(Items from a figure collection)
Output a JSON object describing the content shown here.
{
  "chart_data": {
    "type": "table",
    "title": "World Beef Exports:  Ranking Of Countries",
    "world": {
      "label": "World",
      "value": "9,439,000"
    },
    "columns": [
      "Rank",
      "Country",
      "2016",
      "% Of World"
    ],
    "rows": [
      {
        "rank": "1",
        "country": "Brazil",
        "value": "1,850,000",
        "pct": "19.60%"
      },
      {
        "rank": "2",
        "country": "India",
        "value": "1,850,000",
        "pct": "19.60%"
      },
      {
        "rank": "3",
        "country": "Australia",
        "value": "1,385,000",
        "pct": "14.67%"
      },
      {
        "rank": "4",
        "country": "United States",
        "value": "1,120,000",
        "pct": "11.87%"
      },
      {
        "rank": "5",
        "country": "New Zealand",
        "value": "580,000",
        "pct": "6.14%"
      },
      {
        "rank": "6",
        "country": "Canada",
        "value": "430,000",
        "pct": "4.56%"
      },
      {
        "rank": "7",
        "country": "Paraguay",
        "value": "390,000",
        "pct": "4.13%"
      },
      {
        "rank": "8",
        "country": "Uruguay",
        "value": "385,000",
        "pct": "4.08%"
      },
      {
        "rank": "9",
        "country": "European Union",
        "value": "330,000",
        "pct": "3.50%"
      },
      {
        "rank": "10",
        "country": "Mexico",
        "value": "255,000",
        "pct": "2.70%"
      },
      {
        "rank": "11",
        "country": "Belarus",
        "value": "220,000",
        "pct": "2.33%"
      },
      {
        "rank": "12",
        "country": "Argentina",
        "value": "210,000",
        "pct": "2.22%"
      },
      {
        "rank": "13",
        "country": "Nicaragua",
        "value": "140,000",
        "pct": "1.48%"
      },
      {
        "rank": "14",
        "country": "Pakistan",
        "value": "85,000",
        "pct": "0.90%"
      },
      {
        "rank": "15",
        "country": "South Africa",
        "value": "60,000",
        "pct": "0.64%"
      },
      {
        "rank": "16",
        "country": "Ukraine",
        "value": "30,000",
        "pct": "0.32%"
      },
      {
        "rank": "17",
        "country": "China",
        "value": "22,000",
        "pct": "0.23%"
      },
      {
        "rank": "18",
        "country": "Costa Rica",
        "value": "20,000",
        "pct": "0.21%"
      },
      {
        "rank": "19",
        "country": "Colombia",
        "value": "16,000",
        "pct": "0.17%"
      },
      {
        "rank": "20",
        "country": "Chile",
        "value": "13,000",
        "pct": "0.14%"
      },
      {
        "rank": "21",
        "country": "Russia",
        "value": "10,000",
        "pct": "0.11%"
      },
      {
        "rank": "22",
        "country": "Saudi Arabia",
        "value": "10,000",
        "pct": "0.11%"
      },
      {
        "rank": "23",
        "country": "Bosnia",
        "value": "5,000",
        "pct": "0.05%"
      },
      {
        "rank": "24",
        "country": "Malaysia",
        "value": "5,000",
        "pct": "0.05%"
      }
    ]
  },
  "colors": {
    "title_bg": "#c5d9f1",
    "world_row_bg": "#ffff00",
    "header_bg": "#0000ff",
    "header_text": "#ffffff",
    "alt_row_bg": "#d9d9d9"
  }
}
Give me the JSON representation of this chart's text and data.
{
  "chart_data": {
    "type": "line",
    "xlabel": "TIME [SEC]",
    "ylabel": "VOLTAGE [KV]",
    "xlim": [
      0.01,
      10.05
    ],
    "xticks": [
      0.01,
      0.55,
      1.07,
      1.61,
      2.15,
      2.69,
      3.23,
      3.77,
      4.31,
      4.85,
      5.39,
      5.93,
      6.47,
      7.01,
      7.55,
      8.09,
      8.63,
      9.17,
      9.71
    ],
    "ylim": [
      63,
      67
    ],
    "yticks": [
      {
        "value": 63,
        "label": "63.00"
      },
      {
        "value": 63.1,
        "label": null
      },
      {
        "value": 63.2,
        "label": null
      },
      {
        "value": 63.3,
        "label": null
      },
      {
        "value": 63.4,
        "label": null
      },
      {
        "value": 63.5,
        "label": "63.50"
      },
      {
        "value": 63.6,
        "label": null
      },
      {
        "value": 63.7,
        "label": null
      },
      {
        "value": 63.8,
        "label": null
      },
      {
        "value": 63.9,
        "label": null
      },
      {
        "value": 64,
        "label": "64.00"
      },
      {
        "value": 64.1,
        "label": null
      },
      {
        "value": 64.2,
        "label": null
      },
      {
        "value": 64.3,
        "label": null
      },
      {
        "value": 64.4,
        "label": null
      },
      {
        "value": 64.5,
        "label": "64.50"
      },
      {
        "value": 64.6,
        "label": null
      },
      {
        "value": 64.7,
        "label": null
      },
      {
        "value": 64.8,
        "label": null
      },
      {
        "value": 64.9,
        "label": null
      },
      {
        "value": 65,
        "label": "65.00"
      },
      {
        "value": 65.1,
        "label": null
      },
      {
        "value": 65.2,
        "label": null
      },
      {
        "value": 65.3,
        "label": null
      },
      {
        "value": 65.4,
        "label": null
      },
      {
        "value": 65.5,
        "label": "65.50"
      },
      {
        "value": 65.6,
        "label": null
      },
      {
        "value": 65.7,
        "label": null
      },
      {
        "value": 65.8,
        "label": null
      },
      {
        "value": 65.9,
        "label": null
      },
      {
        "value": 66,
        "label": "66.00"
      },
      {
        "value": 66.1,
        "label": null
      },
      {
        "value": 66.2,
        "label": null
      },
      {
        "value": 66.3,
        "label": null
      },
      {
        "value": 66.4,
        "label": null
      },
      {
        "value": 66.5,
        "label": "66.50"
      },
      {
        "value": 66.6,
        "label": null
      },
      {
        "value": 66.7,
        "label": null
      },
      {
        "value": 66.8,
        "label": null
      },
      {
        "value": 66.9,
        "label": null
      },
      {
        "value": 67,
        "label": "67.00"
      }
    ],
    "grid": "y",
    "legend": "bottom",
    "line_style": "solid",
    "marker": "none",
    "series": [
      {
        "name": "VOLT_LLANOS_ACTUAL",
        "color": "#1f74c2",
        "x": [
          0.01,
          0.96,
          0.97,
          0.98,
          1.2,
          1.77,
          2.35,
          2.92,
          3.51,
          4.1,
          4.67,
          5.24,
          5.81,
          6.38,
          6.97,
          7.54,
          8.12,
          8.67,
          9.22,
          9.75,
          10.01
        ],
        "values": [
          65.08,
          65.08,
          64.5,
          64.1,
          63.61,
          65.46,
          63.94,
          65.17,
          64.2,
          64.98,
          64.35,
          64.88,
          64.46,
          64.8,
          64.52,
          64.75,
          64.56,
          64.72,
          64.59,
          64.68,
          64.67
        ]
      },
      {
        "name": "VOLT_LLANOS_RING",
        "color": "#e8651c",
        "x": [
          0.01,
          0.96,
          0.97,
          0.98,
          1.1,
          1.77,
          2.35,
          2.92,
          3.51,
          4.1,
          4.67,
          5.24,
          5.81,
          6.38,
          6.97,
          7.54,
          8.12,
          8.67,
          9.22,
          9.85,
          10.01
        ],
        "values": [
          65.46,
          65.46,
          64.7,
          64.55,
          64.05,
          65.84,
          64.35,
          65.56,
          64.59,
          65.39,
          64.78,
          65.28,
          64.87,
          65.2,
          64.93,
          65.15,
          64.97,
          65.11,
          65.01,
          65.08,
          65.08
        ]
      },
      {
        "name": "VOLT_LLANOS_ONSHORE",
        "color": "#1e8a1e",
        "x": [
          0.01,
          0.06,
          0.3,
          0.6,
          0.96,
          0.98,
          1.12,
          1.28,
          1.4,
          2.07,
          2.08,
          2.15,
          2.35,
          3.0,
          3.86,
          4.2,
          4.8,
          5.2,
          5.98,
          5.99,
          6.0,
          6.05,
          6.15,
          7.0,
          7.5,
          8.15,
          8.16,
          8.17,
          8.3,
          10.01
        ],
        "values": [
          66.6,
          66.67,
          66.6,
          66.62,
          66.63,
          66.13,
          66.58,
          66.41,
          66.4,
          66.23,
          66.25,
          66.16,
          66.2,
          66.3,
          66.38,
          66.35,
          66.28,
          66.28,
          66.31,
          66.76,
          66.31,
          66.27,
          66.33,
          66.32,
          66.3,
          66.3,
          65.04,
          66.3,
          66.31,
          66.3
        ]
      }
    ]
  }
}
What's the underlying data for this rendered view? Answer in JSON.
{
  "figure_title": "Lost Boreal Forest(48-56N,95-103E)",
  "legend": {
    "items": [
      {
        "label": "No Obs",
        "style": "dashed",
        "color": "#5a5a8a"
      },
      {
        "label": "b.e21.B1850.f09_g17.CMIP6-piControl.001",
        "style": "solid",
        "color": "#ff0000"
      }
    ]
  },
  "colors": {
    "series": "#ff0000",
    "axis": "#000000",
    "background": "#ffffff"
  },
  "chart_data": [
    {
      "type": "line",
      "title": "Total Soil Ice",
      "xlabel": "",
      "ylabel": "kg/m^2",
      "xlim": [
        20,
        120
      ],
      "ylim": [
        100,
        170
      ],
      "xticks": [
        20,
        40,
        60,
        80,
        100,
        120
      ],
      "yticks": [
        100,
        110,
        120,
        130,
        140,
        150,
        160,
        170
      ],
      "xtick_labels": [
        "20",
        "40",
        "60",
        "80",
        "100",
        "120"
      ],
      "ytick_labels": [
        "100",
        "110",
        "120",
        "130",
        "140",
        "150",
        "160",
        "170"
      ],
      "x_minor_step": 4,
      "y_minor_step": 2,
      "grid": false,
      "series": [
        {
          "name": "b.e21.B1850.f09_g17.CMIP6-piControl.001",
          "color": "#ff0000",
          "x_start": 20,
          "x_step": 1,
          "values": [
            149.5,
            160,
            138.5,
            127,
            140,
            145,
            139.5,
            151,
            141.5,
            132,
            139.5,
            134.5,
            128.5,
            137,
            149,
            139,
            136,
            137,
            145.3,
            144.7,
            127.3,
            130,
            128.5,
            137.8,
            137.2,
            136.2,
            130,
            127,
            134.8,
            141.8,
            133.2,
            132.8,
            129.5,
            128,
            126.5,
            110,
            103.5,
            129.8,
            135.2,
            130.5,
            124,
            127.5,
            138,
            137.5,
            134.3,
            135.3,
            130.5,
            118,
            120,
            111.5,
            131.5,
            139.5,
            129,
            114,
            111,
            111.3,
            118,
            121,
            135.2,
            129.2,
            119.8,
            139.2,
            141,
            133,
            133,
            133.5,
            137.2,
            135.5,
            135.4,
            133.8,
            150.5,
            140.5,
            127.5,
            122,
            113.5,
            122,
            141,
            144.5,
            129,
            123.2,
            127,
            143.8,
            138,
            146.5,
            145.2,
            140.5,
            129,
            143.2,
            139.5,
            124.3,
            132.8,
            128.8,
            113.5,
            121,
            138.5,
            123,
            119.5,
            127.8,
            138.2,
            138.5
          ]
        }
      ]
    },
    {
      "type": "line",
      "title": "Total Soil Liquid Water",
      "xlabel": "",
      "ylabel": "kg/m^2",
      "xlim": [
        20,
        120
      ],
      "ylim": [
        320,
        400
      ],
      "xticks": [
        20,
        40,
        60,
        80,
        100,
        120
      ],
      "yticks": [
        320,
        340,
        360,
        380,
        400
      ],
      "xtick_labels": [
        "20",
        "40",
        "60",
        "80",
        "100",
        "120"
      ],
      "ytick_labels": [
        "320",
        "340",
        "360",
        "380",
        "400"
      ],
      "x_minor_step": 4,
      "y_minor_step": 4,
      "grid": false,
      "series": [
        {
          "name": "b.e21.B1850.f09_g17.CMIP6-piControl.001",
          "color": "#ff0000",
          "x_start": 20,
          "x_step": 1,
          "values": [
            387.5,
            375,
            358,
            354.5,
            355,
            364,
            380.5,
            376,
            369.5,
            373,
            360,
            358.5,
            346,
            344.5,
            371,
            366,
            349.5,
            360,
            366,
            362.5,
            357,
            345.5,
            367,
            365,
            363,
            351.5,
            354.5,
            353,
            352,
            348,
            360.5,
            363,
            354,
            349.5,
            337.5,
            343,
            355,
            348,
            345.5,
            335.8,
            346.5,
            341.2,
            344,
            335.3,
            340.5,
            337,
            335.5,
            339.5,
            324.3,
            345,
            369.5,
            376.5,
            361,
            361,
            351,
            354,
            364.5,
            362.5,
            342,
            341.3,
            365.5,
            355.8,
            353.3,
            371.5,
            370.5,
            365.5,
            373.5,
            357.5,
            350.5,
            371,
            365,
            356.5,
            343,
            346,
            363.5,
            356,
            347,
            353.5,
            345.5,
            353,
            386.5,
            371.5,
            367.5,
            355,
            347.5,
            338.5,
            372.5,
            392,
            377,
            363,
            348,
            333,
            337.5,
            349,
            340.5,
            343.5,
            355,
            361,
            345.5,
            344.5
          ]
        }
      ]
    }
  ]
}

* _Written instruction_
State how many lines of the data include the word "Soil", with nothing else.

* _Output_
2